* Dataset records:

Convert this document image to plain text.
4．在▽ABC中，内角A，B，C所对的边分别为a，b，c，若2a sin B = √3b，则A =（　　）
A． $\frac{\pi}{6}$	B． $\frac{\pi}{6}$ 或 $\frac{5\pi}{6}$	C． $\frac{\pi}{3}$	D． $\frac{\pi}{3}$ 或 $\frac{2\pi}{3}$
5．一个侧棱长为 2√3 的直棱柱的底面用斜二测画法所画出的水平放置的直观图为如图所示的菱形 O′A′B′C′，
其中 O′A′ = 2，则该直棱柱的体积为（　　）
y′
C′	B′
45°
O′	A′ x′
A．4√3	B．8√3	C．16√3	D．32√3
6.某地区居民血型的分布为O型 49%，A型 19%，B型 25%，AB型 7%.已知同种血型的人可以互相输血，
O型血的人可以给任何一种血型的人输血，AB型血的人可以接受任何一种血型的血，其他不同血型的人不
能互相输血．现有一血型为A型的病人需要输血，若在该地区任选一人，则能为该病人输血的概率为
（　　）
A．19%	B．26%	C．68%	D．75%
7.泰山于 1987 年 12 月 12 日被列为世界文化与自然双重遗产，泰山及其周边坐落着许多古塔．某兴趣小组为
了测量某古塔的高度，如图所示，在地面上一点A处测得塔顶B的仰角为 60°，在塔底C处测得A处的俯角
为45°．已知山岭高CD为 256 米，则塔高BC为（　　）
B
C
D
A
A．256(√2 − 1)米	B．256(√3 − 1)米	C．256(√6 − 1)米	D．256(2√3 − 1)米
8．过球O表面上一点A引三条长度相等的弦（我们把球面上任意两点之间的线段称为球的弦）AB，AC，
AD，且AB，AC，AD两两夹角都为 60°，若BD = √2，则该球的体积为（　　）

* Directions for this task: Word for word, extract all the records.

* Solution to this exercise:
Convert this document image to plain text.
4．在▽ABC中，内角A，B，C所对的边分别为a，b，c，若2a sin B = √3b，则A =（　　）
A． $\frac{\pi}{6}$	B． $\frac{\pi}{6}$ 或 $\frac{5\pi}{6}$	C． $\frac{\pi}{3}$	D． $\frac{\pi}{3}$ 或 $\frac{2\pi}{3}$
5．一个侧棱长为 2√3 的直棱柱的底面用斜二测画法所画出的水平放置的直观图为如图所示的菱形 O′A′B′C′，
其中 O′A′ = 2，则该直棱柱的体积为（　　）
y′
C′	B′
45°
O′	A′ x′
A．4√3	B．8√3	C．16√3	D．32√3
6.某地区居民血型的分布为O型 49%，A型 19%，B型 25%，AB型 7%.已知同种血型的人可以互相输血，
O型血的人可以给任何一种血型的人输血，AB型血的人可以接受任何一种血型的血，其他不同血型的人不
能互相输血．现有一血型为A型的病人需要输血，若在该地区任选一人，则能为该病人输血的概率为
（　　）
A．19%	B．26%	C．68%	D．75%
7.泰山于 1987 年 12 月 12 日被列为世界文化与自然双重遗产，泰山及其周边坐落着许多古塔．某兴趣小组为
了测量某古塔的高度，如图所示，在地面上一点A处测得塔顶B的仰角为 60°，在塔底C处测得A处的俯角
为45°．已知山岭高CD为 256 米，则塔高BC为（　　）
B
C
D
A
A．256(√2 − 1)米	B．256(√3 − 1)米	C．256(√6 − 1)米	D．256(2√3 − 1)米
8．过球O表面上一点A引三条长度相等的弦（我们把球面上任意两点之间的线段称为球的弦）AB，AC，
AD，且AB，AC，AD两两夹角都为 60°，若BD = √2，则该球的体积为（　　）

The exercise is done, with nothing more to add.